### Short task
Give every line of the data below as a numbered list, leaving out blank lines and any pictures.

:: Data to use ::

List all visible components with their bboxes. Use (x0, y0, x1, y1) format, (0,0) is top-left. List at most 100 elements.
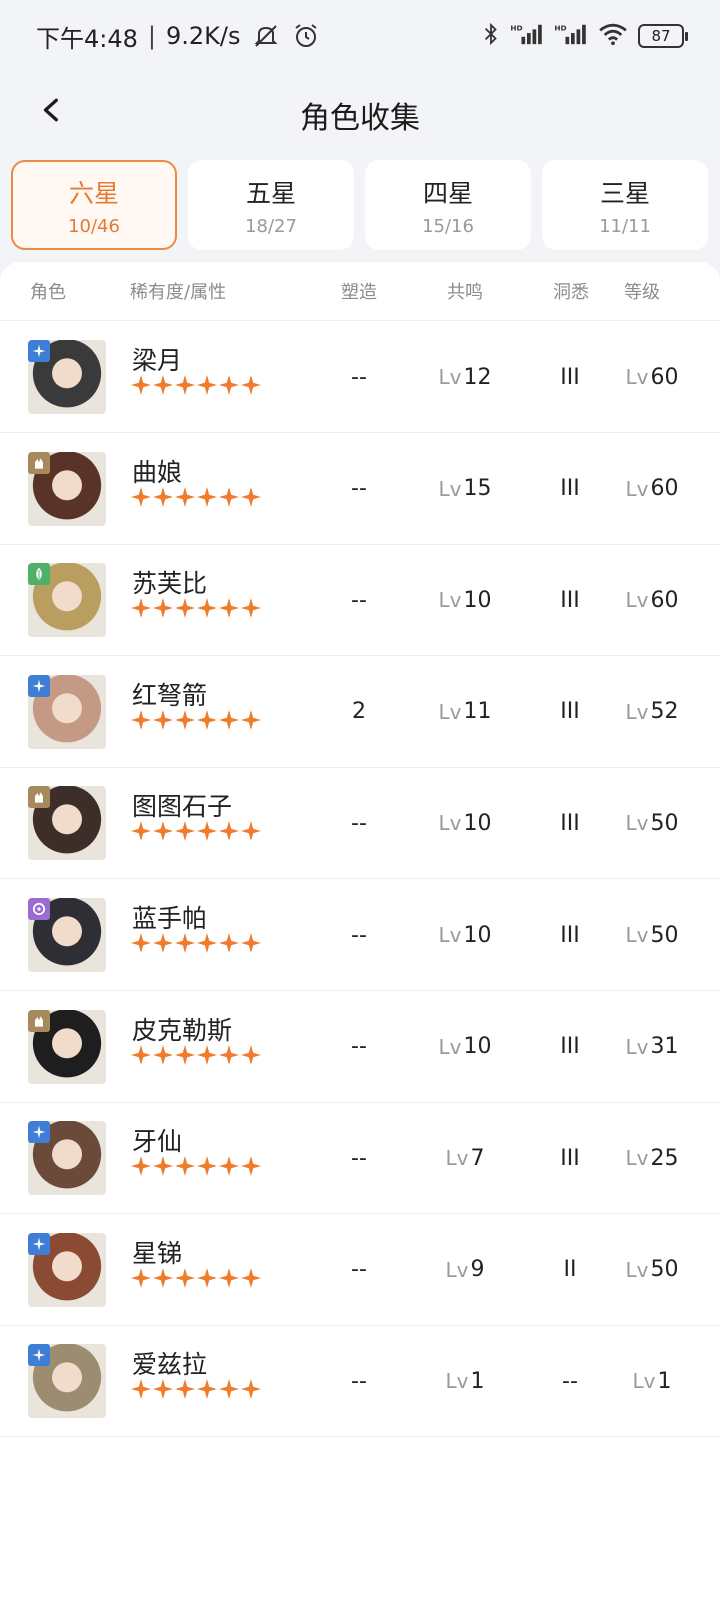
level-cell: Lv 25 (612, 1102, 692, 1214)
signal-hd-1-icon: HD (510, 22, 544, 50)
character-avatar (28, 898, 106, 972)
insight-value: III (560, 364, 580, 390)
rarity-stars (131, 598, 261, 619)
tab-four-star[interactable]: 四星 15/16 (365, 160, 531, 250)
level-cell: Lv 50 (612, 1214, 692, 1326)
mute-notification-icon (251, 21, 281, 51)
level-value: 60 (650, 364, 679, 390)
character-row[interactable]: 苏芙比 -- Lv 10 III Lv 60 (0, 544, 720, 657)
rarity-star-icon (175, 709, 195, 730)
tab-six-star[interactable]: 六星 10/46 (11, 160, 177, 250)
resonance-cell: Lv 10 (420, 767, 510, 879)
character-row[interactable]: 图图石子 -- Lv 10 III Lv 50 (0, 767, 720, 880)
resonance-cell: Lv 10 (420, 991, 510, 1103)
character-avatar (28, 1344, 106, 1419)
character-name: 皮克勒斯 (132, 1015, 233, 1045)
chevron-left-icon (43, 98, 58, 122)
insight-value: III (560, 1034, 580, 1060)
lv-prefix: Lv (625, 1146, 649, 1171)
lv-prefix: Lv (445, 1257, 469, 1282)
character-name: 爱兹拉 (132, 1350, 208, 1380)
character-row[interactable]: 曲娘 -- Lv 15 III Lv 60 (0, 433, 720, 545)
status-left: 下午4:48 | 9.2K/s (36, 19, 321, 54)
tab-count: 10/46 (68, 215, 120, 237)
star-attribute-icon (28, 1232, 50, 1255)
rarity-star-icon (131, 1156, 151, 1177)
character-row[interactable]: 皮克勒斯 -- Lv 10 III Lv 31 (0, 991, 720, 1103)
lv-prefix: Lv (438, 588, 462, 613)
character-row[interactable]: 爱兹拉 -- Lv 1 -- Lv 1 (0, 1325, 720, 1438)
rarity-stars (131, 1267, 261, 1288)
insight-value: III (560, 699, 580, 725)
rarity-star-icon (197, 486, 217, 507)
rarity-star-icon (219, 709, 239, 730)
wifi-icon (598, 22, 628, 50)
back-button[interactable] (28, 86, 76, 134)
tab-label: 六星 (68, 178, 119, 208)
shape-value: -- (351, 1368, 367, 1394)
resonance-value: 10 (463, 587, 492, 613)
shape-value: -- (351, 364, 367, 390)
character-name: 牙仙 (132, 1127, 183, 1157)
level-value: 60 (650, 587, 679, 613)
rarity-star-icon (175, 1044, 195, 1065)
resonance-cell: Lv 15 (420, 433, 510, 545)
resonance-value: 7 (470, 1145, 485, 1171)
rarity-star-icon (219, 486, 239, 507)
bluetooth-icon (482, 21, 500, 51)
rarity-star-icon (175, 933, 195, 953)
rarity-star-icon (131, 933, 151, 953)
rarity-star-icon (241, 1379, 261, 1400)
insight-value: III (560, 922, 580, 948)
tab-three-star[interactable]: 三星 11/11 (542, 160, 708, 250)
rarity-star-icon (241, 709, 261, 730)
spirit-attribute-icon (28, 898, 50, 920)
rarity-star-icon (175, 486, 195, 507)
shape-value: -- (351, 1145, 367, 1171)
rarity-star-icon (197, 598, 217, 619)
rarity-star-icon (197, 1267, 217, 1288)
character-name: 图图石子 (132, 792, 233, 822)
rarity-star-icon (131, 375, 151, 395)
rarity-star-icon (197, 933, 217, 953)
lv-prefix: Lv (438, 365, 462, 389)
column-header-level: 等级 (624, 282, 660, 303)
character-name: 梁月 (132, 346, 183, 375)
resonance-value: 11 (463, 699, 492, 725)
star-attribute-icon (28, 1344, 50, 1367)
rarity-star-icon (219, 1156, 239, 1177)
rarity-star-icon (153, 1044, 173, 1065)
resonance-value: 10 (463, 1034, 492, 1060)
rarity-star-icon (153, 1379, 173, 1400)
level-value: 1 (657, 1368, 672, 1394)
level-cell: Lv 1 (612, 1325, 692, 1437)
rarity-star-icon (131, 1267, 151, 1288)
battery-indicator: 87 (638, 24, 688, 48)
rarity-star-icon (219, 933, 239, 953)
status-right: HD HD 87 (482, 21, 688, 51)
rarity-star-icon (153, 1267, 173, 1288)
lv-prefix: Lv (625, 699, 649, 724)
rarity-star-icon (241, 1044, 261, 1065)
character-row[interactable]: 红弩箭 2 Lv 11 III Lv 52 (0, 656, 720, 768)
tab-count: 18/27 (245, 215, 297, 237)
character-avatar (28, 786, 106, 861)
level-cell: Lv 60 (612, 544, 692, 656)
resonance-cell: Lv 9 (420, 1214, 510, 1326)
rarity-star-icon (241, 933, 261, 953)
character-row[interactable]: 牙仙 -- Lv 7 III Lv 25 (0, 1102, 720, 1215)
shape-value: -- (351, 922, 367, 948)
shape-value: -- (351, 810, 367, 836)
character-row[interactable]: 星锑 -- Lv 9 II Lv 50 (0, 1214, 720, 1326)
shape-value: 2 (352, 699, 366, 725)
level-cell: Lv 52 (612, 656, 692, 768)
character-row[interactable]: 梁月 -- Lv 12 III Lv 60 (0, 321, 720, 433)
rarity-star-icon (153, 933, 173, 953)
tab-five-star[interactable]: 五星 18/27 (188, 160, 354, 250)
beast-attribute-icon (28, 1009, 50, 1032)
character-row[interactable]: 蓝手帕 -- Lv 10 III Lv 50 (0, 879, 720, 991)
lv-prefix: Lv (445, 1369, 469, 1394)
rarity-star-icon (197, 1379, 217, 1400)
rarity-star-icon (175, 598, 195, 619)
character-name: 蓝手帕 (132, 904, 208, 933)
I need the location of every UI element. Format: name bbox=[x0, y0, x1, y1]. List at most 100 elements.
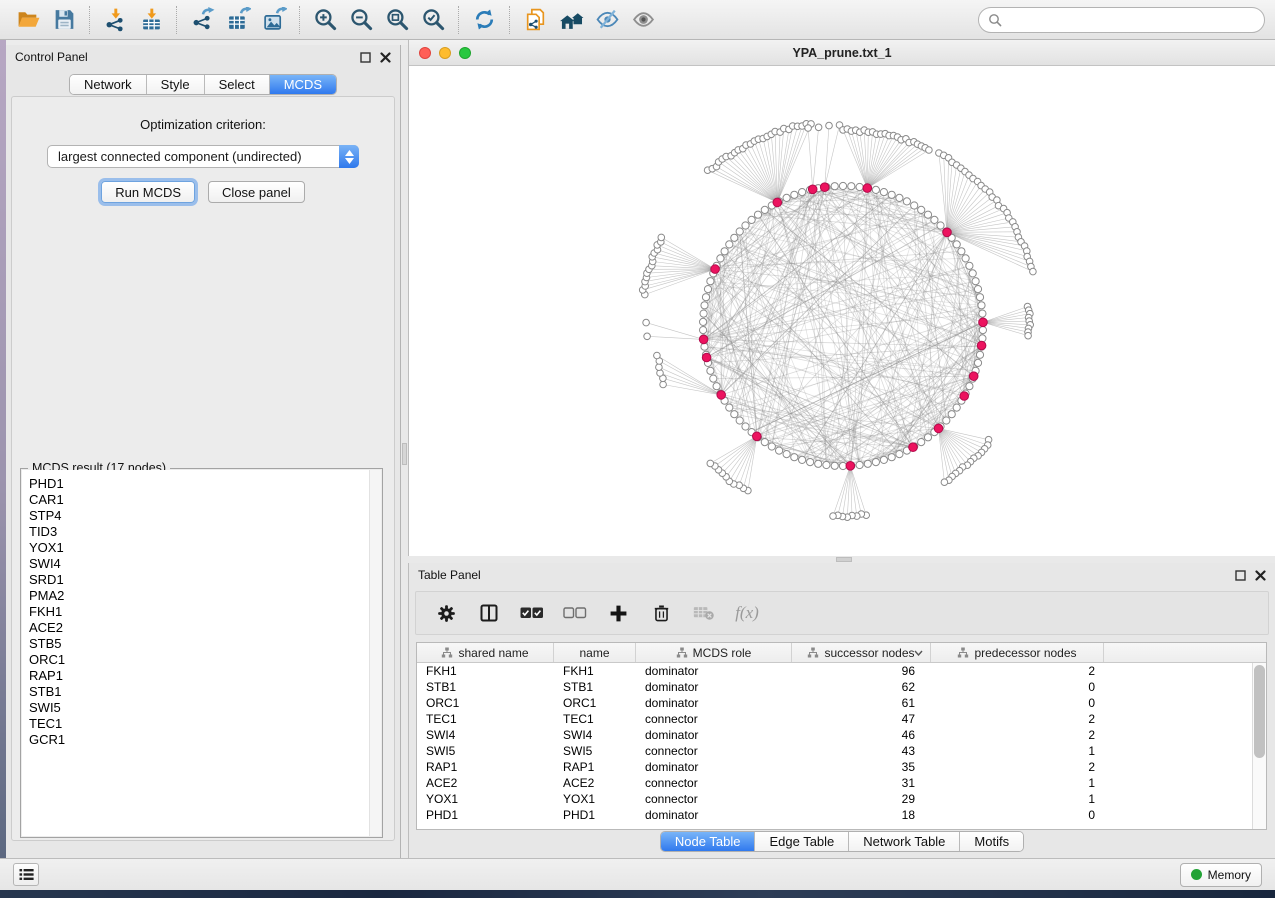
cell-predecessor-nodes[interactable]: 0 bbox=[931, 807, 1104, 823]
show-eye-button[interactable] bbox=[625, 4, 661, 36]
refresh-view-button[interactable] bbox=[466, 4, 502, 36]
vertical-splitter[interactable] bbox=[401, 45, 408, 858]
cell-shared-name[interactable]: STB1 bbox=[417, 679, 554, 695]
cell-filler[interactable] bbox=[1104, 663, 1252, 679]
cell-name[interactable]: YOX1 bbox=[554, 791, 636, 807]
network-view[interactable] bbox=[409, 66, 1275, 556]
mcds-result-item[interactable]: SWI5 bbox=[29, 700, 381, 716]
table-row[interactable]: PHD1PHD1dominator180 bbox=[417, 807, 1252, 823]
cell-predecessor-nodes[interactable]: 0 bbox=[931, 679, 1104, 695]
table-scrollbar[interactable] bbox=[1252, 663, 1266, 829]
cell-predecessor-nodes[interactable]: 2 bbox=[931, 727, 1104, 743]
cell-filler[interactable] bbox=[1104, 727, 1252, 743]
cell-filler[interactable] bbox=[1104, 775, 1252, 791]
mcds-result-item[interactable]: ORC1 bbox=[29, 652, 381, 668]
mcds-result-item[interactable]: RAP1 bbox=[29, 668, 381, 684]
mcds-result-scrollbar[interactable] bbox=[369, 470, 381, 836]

:::

### Worked answer
1. List all visible components with their bboxes. Use (x0, y0, x1, y1) format, (0,0) is top-left. List at most 100 elements.
2. level-cell: Lv 25 (612, 1102, 692, 1214)
3. signal-hd-1-icon: HD (510, 22, 544, 50)
4. character-avatar (28, 898, 106, 972)
5. insight-value: III (560, 364, 580, 390)
6. rarity-stars (131, 598, 261, 619)
7. tab-four-star[interactable]: 四星 15/16 (365, 160, 531, 250)
8. level-cell: Lv 50 (612, 1214, 692, 1326)
9. mute-notification-icon (251, 21, 281, 51)
10. level-value: 60 (650, 364, 679, 390)
11. character-row[interactable]: 苏芙比 -- Lv 10 III Lv 60 (0, 544, 720, 657)
12. rarity-star-icon (175, 709, 195, 730)
13. tab-six-star[interactable]: 六星 10/46 (11, 160, 177, 250)
14. resonance-cell: Lv 10 (420, 767, 510, 879)
15. character-row[interactable]: 图图石子 -- Lv 10 III Lv 50 (0, 767, 720, 880)
16. resonance-cell: Lv 10 (420, 991, 510, 1103)
17. character-avatar (28, 1344, 106, 1419)
18. character-name: 皮克勒斯 (132, 1015, 233, 1045)
19. chevron-left-icon (43, 98, 58, 122)
20. insight-value: III (560, 1034, 580, 1060)
21. lv-prefix: Lv (625, 1146, 649, 1171)
22. lv-prefix: Lv (445, 1257, 469, 1282)
23. character-name: 爱兹拉 (132, 1350, 208, 1380)
24. character-row[interactable]: 曲娘 -- Lv 15 III Lv 60 (0, 433, 720, 545)
25. status-left: 下午4:48 | 9.2K/s (36, 19, 321, 54)
26. tab-count: 10/46 (68, 215, 120, 237)
27. star-attribute-icon (28, 1232, 50, 1255)
28. rarity-star-icon (131, 1156, 151, 1177)
29. character-row[interactable]: 皮克勒斯 -- Lv 10 III Lv 31 (0, 991, 720, 1103)
30. lv-prefix: Lv (438, 588, 462, 613)
31. character-row[interactable]: 爱兹拉 -- Lv 1 -- Lv 1 (0, 1325, 720, 1438)
32. rarity-stars (131, 1267, 261, 1288)
33. insight-value: III (560, 699, 580, 725)
34. rarity-star-icon (197, 486, 217, 507)
35. rarity-star-icon (219, 709, 239, 730)
36. wifi-icon (598, 22, 628, 50)
37. back-button[interactable] (28, 86, 76, 134)
38. tab-label: 六星 (68, 178, 119, 208)
39. shape-value: -- (351, 1368, 367, 1394)
40. resonance-value: 10 (463, 587, 492, 613)
41. shape-value: -- (351, 364, 367, 390)
42. character-name: 牙仙 (132, 1127, 183, 1157)
43. level-value: 60 (650, 587, 679, 613)
44. rarity-star-icon (175, 1044, 195, 1065)
45. resonance-cell: Lv 15 (420, 433, 510, 545)
46. resonance-value: 7 (470, 1145, 485, 1171)
47. rarity-star-icon (219, 486, 239, 507)
48. bluetooth-icon (482, 21, 500, 51)
49. rarity-star-icon (175, 933, 195, 953)
50. rarity-star-icon (131, 933, 151, 953)
51. rarity-star-icon (241, 1379, 261, 1400)
52. insight-value: III (560, 922, 580, 948)
53. tab-three-star[interactable]: 三星 11/11 (542, 160, 708, 250)
54. rarity-star-icon (241, 709, 261, 730)
55. spirit-attribute-icon (28, 898, 50, 920)
56. rarity-star-icon (175, 486, 195, 507)
57. shape-value: -- (351, 1145, 367, 1171)
58. rarity-star-icon (197, 598, 217, 619)
59. rarity-star-icon (197, 1267, 217, 1288)
60. character-name: 图图石子 (132, 792, 233, 822)
61. rarity-star-icon (131, 375, 151, 395)
62. rarity-star-icon (197, 933, 217, 953)
63. lv-prefix: Lv (438, 365, 462, 389)
64. column-header-level: 等级 (624, 282, 660, 303)
65. character-name: 梁月 (132, 346, 183, 375)
66. resonance-value: 11 (463, 699, 492, 725)
67. star-attribute-icon (28, 1344, 50, 1367)
68. rarity-star-icon (219, 1156, 239, 1177)
69. rarity-star-icon (153, 1044, 173, 1065)
70. resonance-value: 10 (463, 1034, 492, 1060)
71. rarity-star-icon (153, 1379, 173, 1400)
72. level-value: 1 (657, 1368, 672, 1394)
73. level-cell: Lv 1 (612, 1325, 692, 1437)
74. rarity-star-icon (131, 1267, 151, 1288)
75. battery-indicator: 87 (638, 24, 688, 48)
76. rarity-star-icon (219, 933, 239, 953)
77. status-right: HD HD 87 (482, 21, 688, 51)
78. rarity-star-icon (153, 1267, 173, 1288)
79. lv-prefix: Lv (625, 699, 649, 724)
80. rarity-star-icon (241, 1044, 261, 1065)
81. character-row[interactable]: 红弩箭 2 Lv 11 III Lv 52 (0, 656, 720, 768)
82. tab-count: 18/27 (245, 215, 297, 237)
83. character-avatar (28, 786, 106, 861)
84. level-cell: Lv 60 (612, 544, 692, 656)
85. resonance-cell: Lv 9 (420, 1214, 510, 1326)
86. rarity-star-icon (241, 933, 261, 953)
87. character-row[interactable]: 牙仙 -- Lv 7 III Lv 25 (0, 1102, 720, 1215)
88. shape-value: -- (351, 922, 367, 948)
89. shape-value: -- (351, 810, 367, 836)
90. character-row[interactable]: 星锑 -- Lv 9 II Lv 50 (0, 1214, 720, 1326)
91. shape-value: 2 (352, 699, 366, 725)
92. level-cell: Lv 52 (612, 656, 692, 768)
93. character-row[interactable]: 梁月 -- Lv 12 III Lv 60 (0, 321, 720, 433)
94. rarity-star-icon (153, 933, 173, 953)
95. tab-five-star[interactable]: 五星 18/27 (188, 160, 354, 250)
96. beast-attribute-icon (28, 1009, 50, 1032)
97. character-row[interactable]: 蓝手帕 -- Lv 10 III Lv 50 (0, 879, 720, 991)
98. lv-prefix: Lv (445, 1369, 469, 1394)
99. rarity-star-icon (197, 1379, 217, 1400)
100. rarity-star-icon (175, 598, 195, 619)
101. character-name: 蓝手帕 (132, 904, 208, 933)
102. I need the location of every UI element. Format: name bbox=[x0, y0, x1, y1]. List at most 100 elements.
103. cell-predecessor-nodes[interactable]: 0 bbox=[931, 807, 1104, 823]
104. show-eye-button[interactable] bbox=[625, 4, 661, 36]
105. refresh-view-button[interactable] bbox=[466, 4, 502, 36]
106. vertical-splitter[interactable] bbox=[401, 45, 408, 858]
107. cell-shared-name[interactable]: STB1 bbox=[417, 679, 554, 695]
108. cell-filler[interactable] bbox=[1104, 663, 1252, 679]
109. cell-name[interactable]: YOX1 bbox=[554, 791, 636, 807]
110. network-view[interactable] bbox=[409, 66, 1275, 556]
111. mcds-result-item[interactable]: SWI5 bbox=[29, 700, 381, 716]
112. table-row[interactable]: PHD1PHD1dominator180 bbox=[417, 807, 1252, 823]
113. cell-predecessor-nodes[interactable]: 0 bbox=[931, 679, 1104, 695]
114. table-scrollbar[interactable] bbox=[1252, 663, 1266, 829]
115. cell-predecessor-nodes[interactable]: 2 bbox=[931, 727, 1104, 743]
116. cell-filler[interactable] bbox=[1104, 727, 1252, 743]
117. cell-filler[interactable] bbox=[1104, 775, 1252, 791]
118. mcds-result-item[interactable]: ORC1 bbox=[29, 652, 381, 668]
119. mcds-result-item[interactable]: RAP1 bbox=[29, 668, 381, 684]
120. mcds-result-scrollbar[interactable] bbox=[369, 470, 381, 836]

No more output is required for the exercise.